*PROBLEM TO SOLVE:* Reproduce every record below exactly as written, but leave out any pictures.

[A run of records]
________________________
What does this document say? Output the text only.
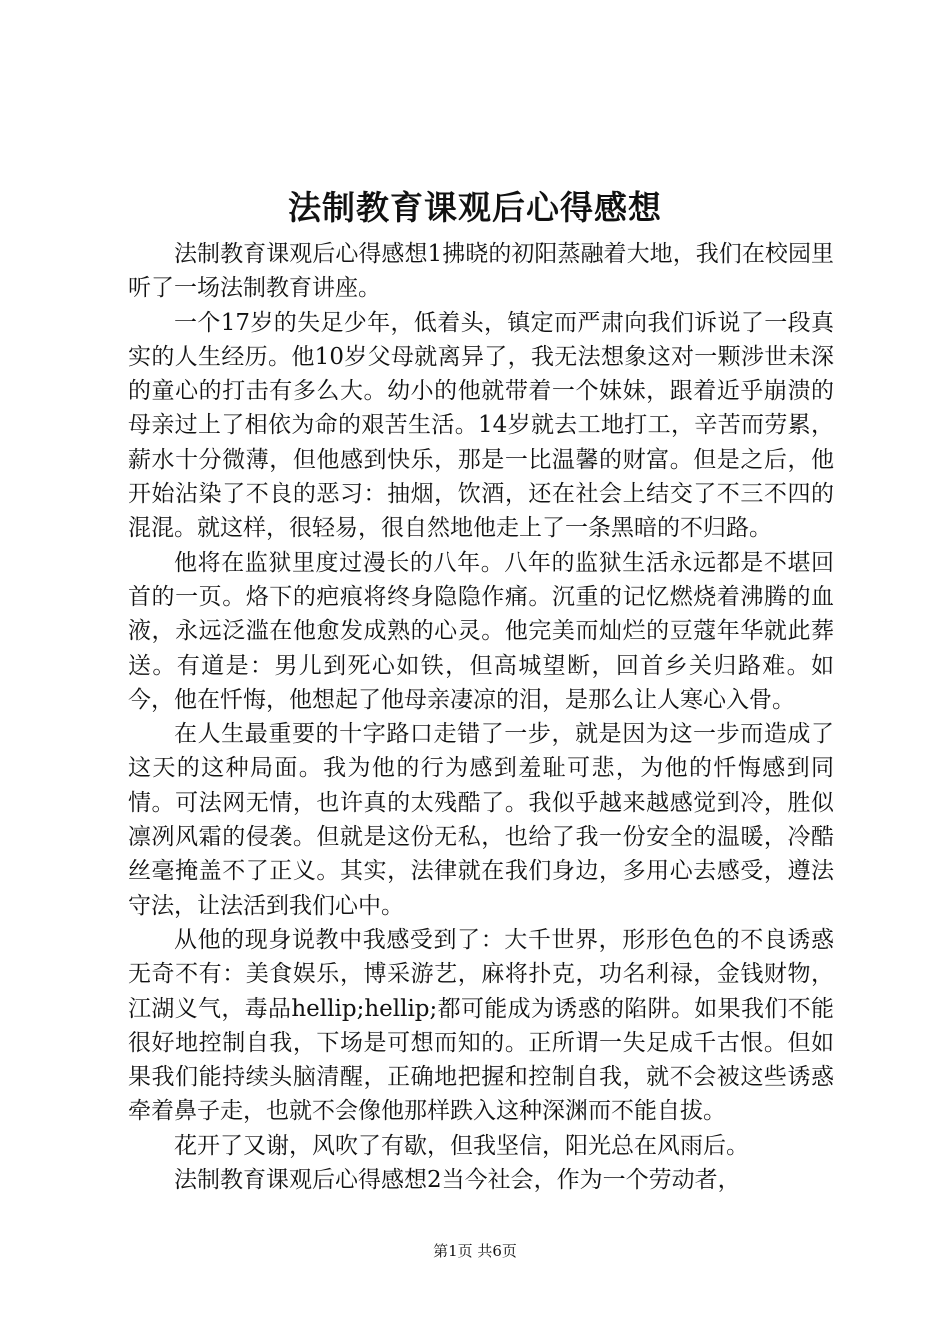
法制教育课观后心得感想

法制教育课观后心得感想1拂晓的初阳蒸融着大地，我们在校园里听了一场法制教育讲座。

一个17岁的失足少年，低着头，镇定而严肃向我们诉说了一段真实的人生经历。他10岁父母就离异了，我无法想象这对一颗涉世未深的童心的打击有多么大。幼小的他就带着一个妹妹，跟着近乎崩溃的母亲过上了相依为命的艰苦生活。14岁就去工地打工，辛苦而劳累，薪水十分微薄，但他感到快乐，那是一比温馨的财富。但是之后，他开始沾染了不良的恶习：抽烟，饮酒，还在社会上结交了不三不四的混混。就这样，很轻易，很自然地他走上了一条黑暗的不归路。

他将在监狱里度过漫长的八年。八年的监狱生活永远都是不堪回首的一页。烙下的疤痕将终身隐隐作痛。沉重的记忆燃烧着沸腾的血液，永远泛滥在他愈发成熟的心灵。他完美而灿烂的豆蔻年华就此葬送。有道是：男儿到死心如铁，但高城望断，回首乡关归路难。如今，他在忏悔，他想起了他母亲凄凉的泪，是那么让人寒心入骨。

在人生最重要的十字路口走错了一步，就是因为这一步而造成了这天的这种局面。我为他的行为感到羞耻可悲，为他的忏悔感到同情。可法网无情，也许真的太残酷了。我似乎越来越感觉到冷，胜似凛冽风霜的侵袭。但就是这份无私，也给了我一份安全的温暖，冷酷丝毫掩盖不了正义。其实，法律就在我们身边，多用心去感受，遵法守法，让法活到我们心中。

从他的现身说教中我感受到了：大千世界，形形色色的不良诱惑无奇不有：美食娱乐，博采游艺，麻将扑克，功名利禄，金钱财物，江湖义气，毒品hellip;hellip;都可能成为诱惑的陷阱。如果我们不能很好地控制自我，下场是可想而知的。正所谓一失足成千古恨。但如果我们能持续头脑清醒，正确地把握和控制自我，就不会被这些诱惑牵着鼻子走，也就不会像他那样跌入这种深渊而不能自拔。

花开了又谢，风吹了有歇，但我坚信，阳光总在风雨后。

法制教育课观后心得感想2当今社会，作为一个劳动者，

第1页 共6页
________________________
*THE ANSWER:*
What does this document say? Output the text only.
法制教育课观后心得感想

法制教育课观后心得感想1拂晓的初阳蒸融着大地，我们在校园里听了一场法制教育讲座。

一个17岁的失足少年，低着头，镇定而严肃向我们诉说了一段真实的人生经历。他10岁父母就离异了，我无法想象这对一颗涉世未深的童心的打击有多么大。幼小的他就带着一个妹妹，跟着近乎崩溃的母亲过上了相依为命的艰苦生活。14岁就去工地打工，辛苦而劳累，薪水十分微薄，但他感到快乐，那是一比温馨的财富。但是之后，他开始沾染了不良的恶习：抽烟，饮酒，还在社会上结交了不三不四的混混。就这样，很轻易，很自然地他走上了一条黑暗的不归路。

他将在监狱里度过漫长的八年。八年的监狱生活永远都是不堪回首的一页。烙下的疤痕将终身隐隐作痛。沉重的记忆燃烧着沸腾的血液，永远泛滥在他愈发成熟的心灵。他完美而灿烂的豆蔻年华就此葬送。有道是：男儿到死心如铁，但高城望断，回首乡关归路难。如今，他在忏悔，他想起了他母亲凄凉的泪，是那么让人寒心入骨。

在人生最重要的十字路口走错了一步，就是因为这一步而造成了这天的这种局面。我为他的行为感到羞耻可悲，为他的忏悔感到同情。可法网无情，也许真的太残酷了。我似乎越来越感觉到冷，胜似凛冽风霜的侵袭。但就是这份无私，也给了我一份安全的温暖，冷酷丝毫掩盖不了正义。其实，法律就在我们身边，多用心去感受，遵法守法，让法活到我们心中。

从他的现身说教中我感受到了：大千世界，形形色色的不良诱惑无奇不有：美食娱乐，博采游艺，麻将扑克，功名利禄，金钱财物，江湖义气，毒品hellip;hellip;都可能成为诱惑的陷阱。如果我们不能很好地控制自我，下场是可想而知的。正所谓一失足成千古恨。但如果我们能持续头脑清醒，正确地把握和控制自我，就不会被这些诱惑牵着鼻子走，也就不会像他那样跌入这种深渊而不能自拔。

花开了又谢，风吹了有歇，但我坚信，阳光总在风雨后。

法制教育课观后心得感想2当今社会，作为一个劳动者，

第1页 共6页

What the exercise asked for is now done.